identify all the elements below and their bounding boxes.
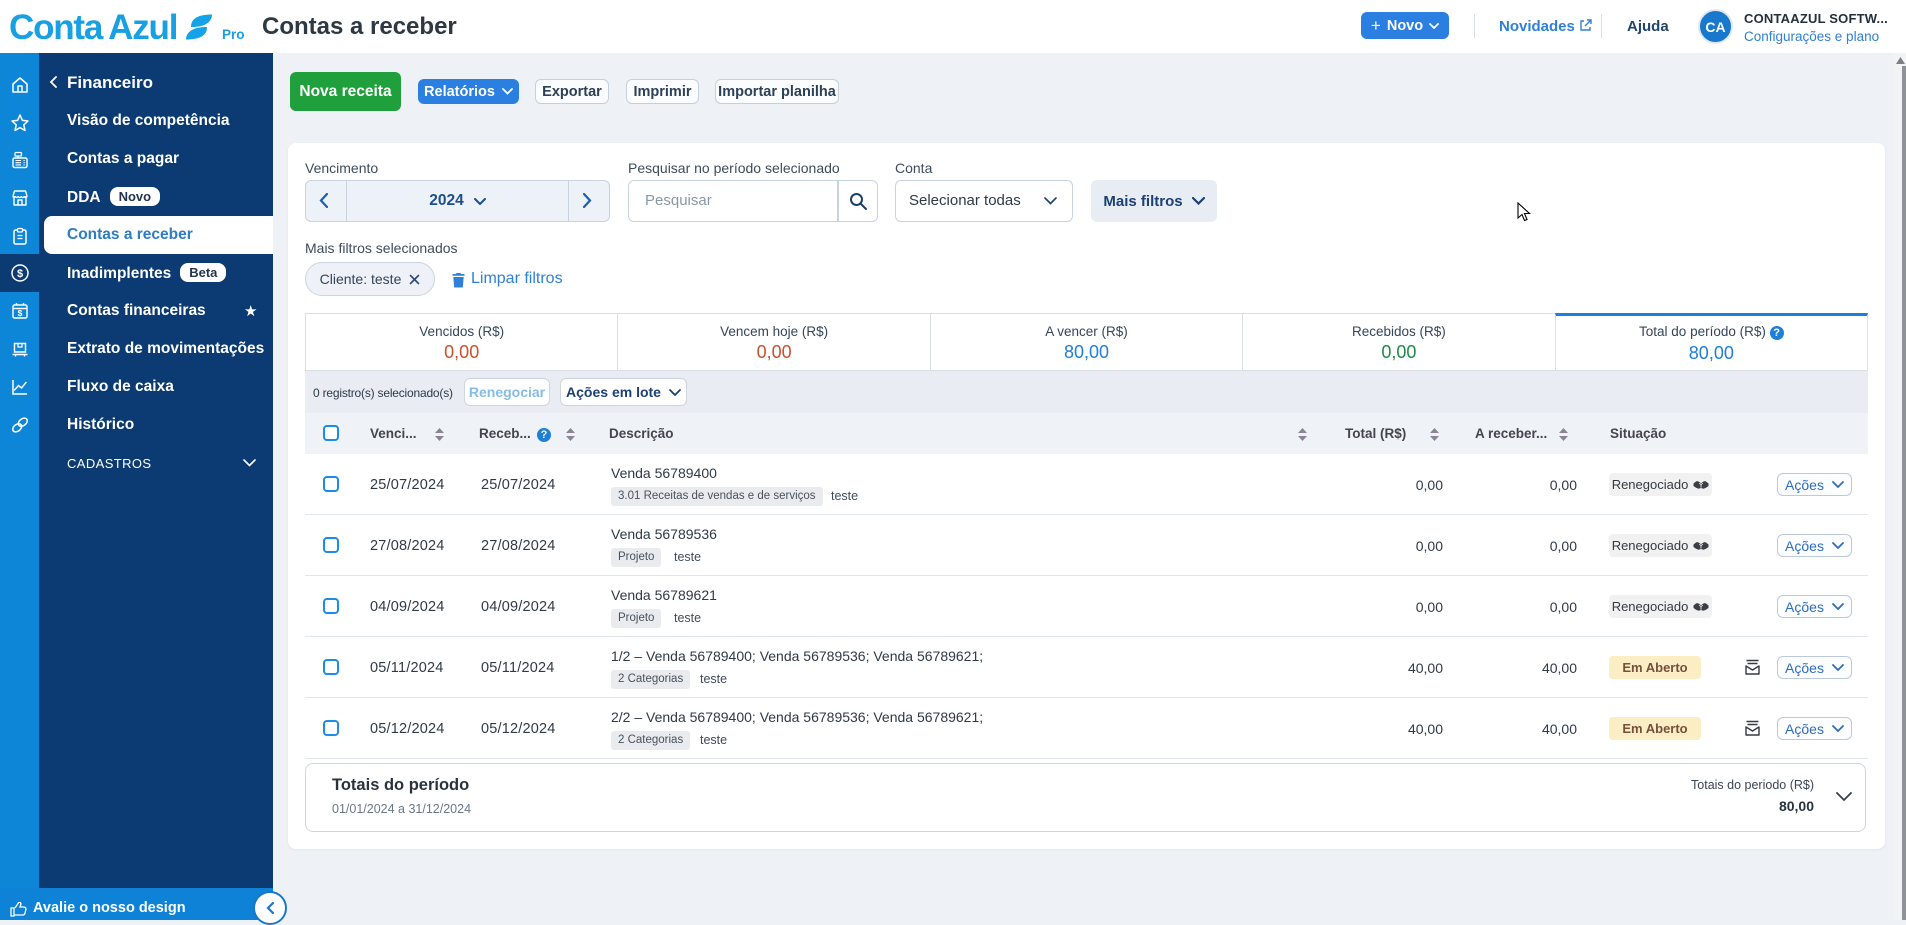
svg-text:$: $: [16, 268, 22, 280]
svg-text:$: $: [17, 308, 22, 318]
...
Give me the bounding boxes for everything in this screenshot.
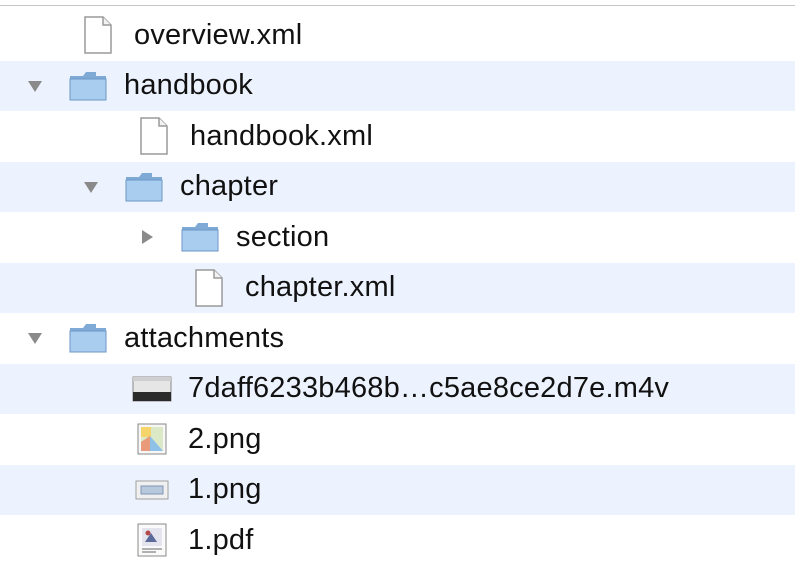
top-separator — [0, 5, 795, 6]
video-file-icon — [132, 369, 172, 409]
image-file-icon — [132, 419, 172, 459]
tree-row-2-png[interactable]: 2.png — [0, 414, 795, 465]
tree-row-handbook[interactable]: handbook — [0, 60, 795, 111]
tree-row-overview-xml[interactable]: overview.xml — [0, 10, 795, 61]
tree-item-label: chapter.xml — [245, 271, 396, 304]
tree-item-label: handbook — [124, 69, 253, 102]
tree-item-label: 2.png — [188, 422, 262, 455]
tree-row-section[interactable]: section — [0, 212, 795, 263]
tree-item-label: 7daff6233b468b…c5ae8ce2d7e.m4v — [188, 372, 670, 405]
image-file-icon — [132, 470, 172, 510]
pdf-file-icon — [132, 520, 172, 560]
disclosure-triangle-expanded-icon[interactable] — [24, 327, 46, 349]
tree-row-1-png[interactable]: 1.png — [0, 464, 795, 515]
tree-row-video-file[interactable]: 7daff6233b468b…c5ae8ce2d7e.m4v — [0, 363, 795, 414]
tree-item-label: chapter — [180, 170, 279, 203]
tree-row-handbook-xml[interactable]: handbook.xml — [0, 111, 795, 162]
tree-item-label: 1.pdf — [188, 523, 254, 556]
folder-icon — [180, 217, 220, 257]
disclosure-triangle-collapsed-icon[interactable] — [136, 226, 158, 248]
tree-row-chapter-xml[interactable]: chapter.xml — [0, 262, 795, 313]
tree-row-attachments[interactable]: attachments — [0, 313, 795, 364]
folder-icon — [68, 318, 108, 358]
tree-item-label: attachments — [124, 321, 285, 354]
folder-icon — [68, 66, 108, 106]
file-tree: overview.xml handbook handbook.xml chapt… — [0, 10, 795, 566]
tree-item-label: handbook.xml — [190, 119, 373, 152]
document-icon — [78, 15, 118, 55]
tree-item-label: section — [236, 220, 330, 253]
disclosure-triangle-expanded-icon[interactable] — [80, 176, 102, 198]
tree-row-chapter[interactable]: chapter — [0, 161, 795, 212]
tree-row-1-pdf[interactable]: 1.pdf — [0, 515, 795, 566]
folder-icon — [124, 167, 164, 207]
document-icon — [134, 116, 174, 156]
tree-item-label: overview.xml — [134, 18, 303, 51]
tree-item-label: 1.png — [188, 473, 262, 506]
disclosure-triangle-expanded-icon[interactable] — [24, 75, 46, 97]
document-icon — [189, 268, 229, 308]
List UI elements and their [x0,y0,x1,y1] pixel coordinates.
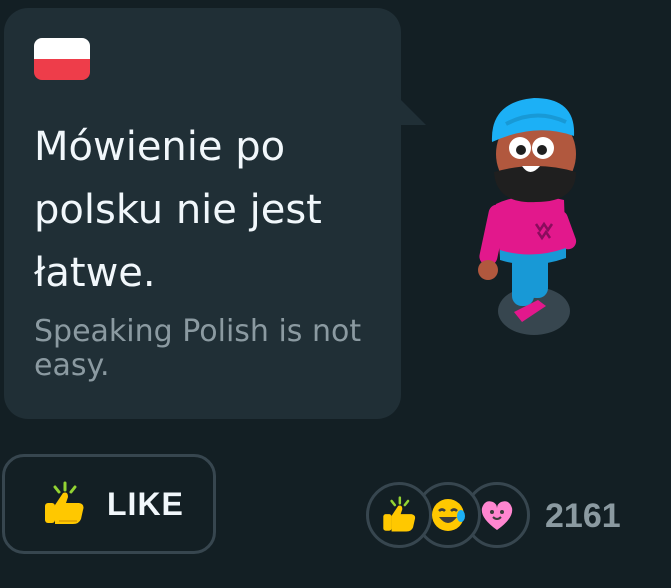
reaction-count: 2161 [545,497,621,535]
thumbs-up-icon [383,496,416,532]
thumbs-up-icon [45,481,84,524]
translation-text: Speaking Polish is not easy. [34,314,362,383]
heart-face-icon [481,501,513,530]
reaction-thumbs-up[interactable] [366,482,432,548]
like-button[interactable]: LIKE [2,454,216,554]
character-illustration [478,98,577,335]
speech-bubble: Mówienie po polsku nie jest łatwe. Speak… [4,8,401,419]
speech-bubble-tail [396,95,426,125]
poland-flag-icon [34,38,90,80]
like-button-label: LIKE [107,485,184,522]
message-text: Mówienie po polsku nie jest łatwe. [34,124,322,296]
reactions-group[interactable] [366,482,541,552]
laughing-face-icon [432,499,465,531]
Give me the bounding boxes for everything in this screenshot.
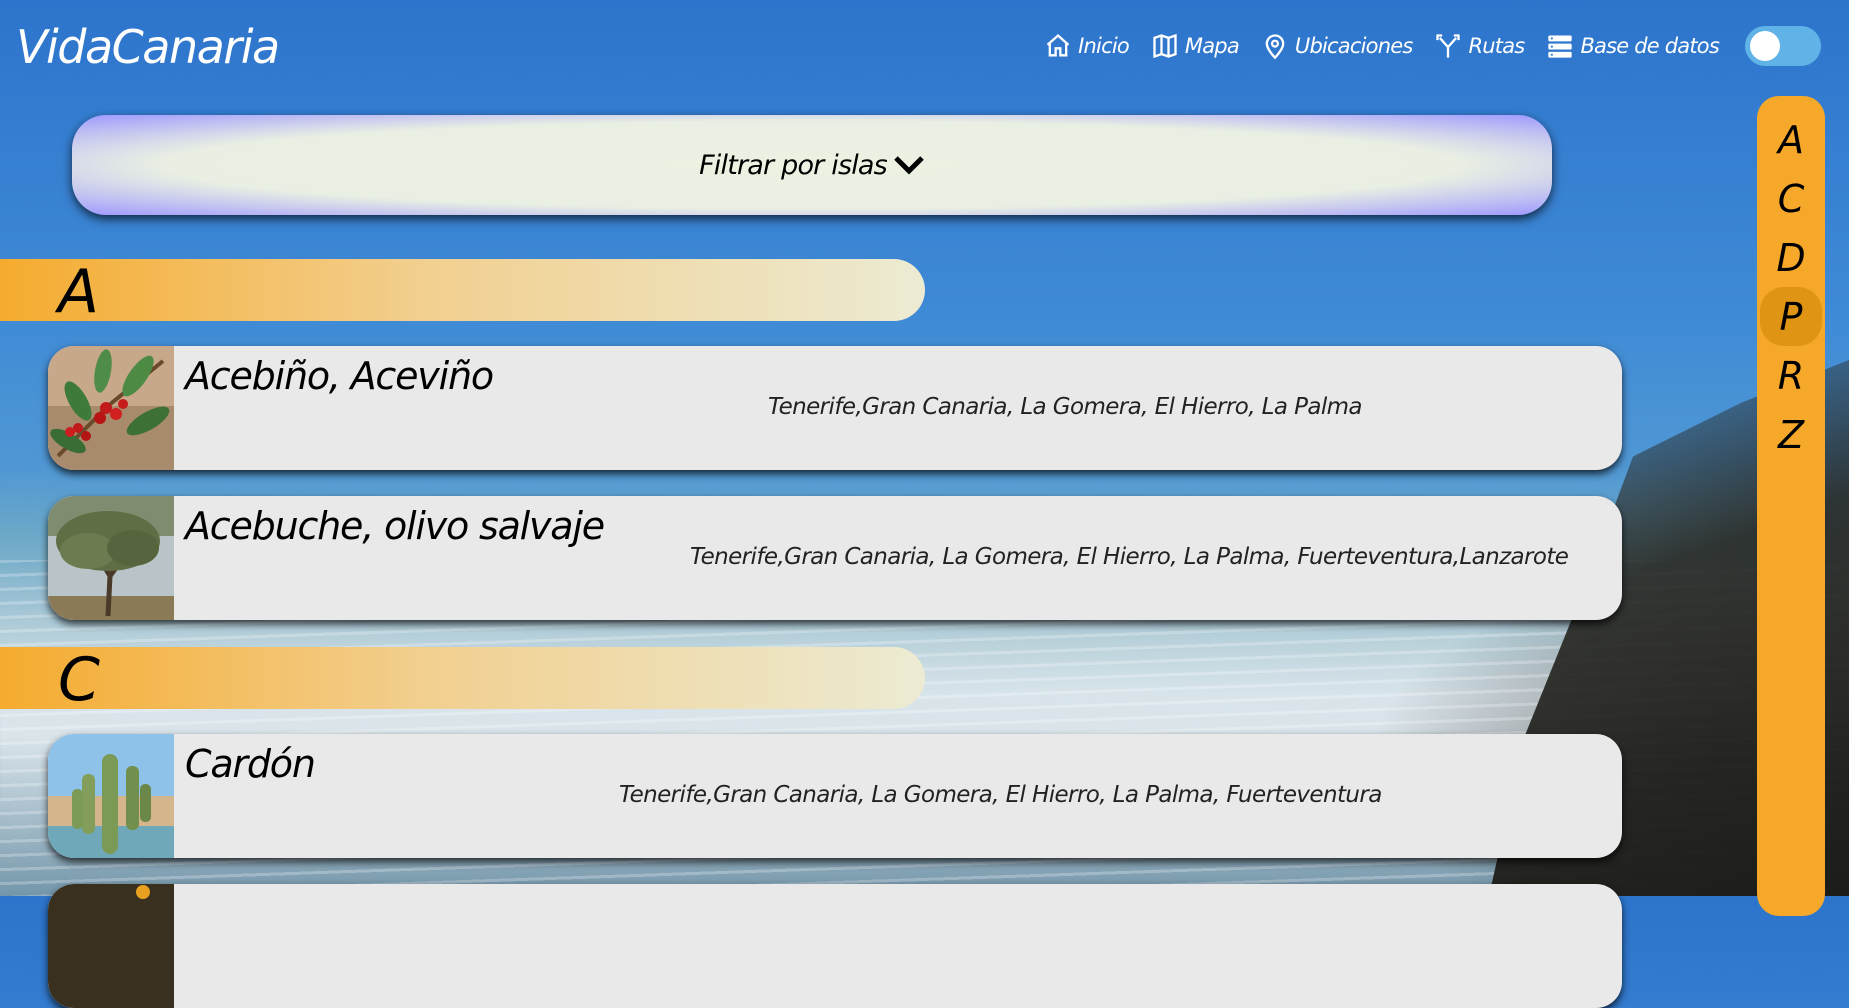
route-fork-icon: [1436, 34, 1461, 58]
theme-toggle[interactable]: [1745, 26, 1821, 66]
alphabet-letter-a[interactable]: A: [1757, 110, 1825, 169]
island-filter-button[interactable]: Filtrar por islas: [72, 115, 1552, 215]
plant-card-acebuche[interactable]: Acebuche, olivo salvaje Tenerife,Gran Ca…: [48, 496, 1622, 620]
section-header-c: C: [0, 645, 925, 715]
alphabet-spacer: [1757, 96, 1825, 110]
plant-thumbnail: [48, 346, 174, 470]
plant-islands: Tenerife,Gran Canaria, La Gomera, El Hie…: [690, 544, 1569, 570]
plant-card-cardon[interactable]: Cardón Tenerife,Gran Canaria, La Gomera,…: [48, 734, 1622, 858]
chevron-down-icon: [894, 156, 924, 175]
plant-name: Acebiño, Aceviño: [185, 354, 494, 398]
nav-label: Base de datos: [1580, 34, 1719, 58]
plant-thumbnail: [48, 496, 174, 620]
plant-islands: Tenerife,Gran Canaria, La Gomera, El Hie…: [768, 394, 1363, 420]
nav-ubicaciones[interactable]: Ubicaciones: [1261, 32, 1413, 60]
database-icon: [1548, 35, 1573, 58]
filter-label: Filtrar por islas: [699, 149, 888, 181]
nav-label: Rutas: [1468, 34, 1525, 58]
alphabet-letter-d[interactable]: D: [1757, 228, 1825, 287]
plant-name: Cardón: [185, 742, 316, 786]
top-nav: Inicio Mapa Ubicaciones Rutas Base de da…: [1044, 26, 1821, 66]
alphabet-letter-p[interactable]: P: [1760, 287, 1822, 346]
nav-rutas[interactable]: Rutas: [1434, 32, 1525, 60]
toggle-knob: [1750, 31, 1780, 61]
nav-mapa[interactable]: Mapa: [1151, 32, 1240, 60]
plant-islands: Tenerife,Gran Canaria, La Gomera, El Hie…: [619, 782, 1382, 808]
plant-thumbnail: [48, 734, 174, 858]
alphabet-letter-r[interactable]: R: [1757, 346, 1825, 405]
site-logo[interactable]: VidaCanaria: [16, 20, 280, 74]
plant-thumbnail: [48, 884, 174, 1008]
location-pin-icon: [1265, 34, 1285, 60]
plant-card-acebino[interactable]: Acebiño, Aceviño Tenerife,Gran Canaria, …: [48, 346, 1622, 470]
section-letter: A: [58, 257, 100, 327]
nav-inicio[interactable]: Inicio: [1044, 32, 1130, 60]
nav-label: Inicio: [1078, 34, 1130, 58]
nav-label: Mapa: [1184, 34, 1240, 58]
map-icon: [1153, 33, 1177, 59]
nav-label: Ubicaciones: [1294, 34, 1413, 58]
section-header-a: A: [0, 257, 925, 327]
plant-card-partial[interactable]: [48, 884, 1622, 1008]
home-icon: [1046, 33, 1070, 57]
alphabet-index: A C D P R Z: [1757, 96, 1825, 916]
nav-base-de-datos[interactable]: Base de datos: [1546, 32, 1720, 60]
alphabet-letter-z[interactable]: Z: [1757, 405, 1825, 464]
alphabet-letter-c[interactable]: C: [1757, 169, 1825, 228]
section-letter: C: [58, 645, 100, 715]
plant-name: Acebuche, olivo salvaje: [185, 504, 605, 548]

* SHORT EXERCISE *
Please output the data lines from the one containing "identify all the" through the one containing "svg-text:$: $: [17, 308, 22, 318]", inclusive, as a JSON list of strings with one string per line. Omit blank lines and leave out the pictures.

* THE ANSWER *
[
  "identify all the elements below and their bounding boxes.",
  "svg-text:$: $: [16, 268, 22, 280]",
  "svg-text:$: $: [17, 308, 22, 318]"
]